REQUIREMENT:
Return all lines that include the string "will".

PROVIDED ENTRIES:
"""
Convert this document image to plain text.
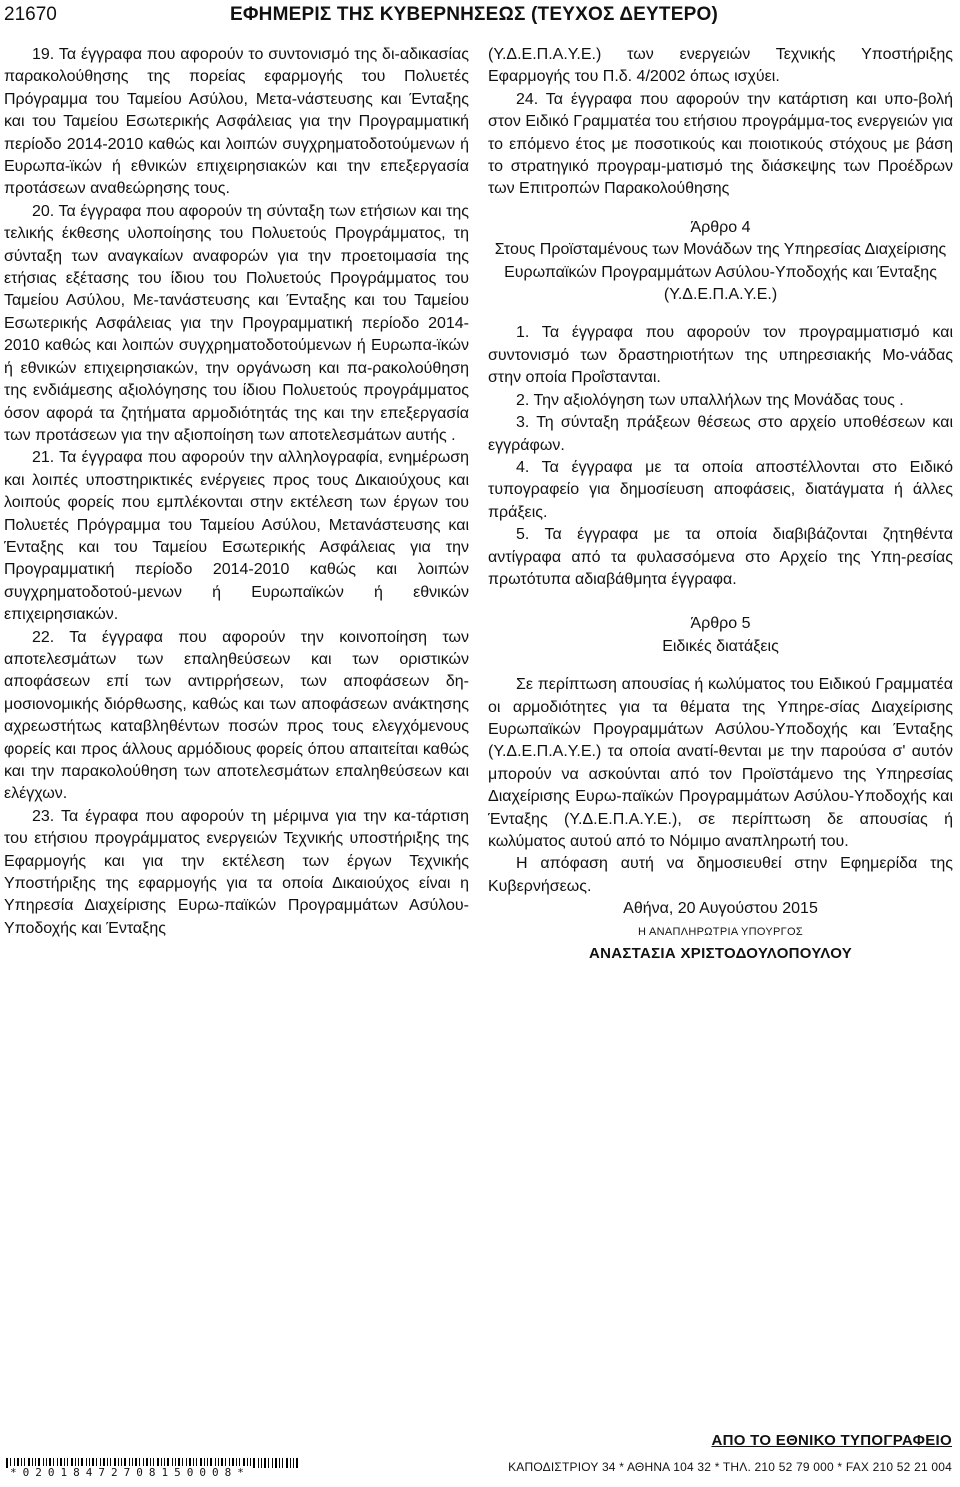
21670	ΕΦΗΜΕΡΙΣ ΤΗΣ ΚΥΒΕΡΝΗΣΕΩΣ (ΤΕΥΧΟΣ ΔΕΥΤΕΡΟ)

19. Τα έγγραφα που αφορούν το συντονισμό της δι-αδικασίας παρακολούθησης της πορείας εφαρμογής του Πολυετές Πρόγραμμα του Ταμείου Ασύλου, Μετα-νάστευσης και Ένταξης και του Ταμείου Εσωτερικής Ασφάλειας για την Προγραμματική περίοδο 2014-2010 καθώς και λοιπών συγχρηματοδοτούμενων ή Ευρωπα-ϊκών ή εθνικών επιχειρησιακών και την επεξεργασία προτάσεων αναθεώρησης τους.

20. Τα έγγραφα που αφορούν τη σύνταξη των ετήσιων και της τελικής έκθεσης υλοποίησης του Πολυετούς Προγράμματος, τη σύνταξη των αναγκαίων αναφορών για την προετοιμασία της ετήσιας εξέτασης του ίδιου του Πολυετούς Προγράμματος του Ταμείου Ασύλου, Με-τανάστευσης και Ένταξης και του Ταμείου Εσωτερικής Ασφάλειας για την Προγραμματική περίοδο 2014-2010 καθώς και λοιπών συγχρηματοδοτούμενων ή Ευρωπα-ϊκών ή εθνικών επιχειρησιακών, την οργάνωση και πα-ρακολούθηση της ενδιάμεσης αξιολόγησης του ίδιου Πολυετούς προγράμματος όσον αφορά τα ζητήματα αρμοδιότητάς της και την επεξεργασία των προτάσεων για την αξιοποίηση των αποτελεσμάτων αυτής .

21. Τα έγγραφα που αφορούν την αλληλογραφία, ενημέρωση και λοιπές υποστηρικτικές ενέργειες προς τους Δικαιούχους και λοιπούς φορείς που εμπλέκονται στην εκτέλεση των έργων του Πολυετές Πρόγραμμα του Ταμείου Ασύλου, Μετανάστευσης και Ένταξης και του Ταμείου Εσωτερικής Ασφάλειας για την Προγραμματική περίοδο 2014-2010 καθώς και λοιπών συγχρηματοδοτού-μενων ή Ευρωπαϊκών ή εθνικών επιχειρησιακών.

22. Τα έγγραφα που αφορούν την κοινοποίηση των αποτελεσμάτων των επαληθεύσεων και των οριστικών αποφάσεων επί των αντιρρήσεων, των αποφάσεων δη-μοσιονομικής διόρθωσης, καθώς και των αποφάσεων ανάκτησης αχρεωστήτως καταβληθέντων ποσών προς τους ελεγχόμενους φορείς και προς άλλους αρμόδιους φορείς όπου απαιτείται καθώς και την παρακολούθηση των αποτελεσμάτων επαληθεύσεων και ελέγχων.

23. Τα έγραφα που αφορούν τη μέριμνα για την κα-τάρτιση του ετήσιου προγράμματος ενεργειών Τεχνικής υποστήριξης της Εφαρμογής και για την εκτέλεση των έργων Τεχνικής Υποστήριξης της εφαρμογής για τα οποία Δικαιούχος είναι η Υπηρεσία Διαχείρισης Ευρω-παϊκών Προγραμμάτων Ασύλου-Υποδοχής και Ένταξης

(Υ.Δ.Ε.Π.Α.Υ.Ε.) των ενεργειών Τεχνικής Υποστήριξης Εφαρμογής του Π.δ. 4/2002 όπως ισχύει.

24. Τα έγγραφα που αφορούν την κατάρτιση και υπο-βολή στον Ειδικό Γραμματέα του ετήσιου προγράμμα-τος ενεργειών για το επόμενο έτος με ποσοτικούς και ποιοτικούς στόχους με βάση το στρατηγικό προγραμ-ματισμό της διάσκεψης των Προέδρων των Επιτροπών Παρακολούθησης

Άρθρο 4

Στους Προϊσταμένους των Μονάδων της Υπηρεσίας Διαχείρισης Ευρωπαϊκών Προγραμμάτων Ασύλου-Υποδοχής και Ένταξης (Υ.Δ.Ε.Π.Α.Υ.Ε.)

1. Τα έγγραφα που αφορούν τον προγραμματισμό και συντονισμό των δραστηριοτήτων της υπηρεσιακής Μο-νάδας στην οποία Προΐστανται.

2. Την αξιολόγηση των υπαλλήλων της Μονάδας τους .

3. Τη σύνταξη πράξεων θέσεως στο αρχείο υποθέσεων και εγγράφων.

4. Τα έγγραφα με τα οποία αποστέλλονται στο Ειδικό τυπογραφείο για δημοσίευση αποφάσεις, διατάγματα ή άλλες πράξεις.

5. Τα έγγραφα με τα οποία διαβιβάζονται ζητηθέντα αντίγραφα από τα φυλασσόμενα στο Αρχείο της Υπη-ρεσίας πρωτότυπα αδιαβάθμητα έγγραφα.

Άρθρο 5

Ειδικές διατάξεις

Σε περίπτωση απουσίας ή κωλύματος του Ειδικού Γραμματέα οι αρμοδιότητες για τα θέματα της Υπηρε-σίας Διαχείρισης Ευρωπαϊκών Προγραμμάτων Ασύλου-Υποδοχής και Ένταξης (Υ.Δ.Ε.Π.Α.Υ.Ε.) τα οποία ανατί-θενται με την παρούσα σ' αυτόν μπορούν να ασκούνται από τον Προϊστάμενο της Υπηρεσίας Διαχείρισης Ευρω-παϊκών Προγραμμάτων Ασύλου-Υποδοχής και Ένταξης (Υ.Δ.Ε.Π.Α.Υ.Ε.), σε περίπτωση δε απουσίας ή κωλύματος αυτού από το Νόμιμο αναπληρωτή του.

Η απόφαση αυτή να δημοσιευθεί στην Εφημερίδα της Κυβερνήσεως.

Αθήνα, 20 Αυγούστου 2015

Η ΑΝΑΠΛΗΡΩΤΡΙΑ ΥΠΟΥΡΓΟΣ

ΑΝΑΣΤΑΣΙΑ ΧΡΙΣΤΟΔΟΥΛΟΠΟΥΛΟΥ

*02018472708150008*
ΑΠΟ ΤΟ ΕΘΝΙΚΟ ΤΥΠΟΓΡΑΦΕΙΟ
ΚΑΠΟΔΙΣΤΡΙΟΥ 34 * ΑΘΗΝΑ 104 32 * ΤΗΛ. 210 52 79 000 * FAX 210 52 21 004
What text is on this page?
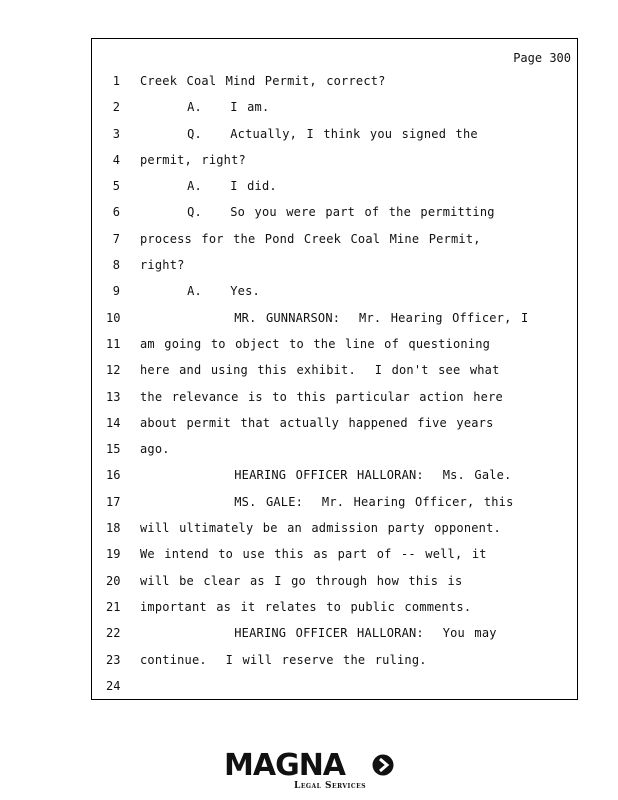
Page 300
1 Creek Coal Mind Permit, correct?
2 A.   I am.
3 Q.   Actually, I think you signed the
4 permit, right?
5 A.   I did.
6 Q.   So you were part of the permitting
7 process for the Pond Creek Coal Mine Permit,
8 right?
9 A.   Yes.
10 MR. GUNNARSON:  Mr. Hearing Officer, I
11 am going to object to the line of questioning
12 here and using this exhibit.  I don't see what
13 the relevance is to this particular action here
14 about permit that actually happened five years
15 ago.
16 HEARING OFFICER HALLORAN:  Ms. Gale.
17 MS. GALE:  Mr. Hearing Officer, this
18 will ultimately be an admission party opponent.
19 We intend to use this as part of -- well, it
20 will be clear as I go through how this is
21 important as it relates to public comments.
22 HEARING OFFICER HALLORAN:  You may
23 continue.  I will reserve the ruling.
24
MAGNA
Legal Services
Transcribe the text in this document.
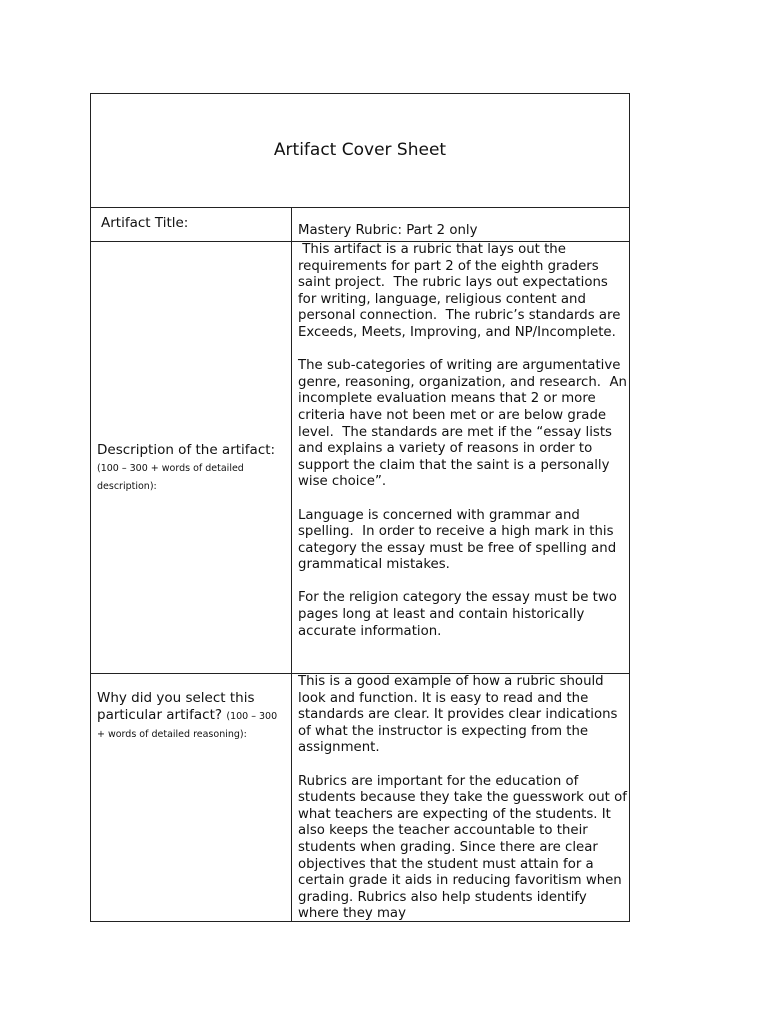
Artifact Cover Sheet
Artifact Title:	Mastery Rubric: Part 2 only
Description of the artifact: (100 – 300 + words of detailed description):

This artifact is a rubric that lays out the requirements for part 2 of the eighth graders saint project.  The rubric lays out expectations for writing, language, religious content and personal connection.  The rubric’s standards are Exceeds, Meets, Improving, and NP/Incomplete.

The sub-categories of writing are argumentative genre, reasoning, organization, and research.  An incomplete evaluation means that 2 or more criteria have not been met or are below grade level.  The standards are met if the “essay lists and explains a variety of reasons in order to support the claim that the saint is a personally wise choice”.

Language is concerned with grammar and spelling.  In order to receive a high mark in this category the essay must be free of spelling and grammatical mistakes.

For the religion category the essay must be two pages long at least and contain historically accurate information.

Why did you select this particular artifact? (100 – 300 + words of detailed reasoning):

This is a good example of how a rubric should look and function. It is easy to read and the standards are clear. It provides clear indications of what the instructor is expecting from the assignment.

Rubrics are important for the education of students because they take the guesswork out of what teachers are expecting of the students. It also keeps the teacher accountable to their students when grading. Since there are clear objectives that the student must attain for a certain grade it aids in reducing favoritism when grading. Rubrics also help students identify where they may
"""
PROBLEM SOLUTION:
18 will ultimately be an admission party opponent.
20 will be clear as I go through how this is
23 continue.  I will reserve the ruling.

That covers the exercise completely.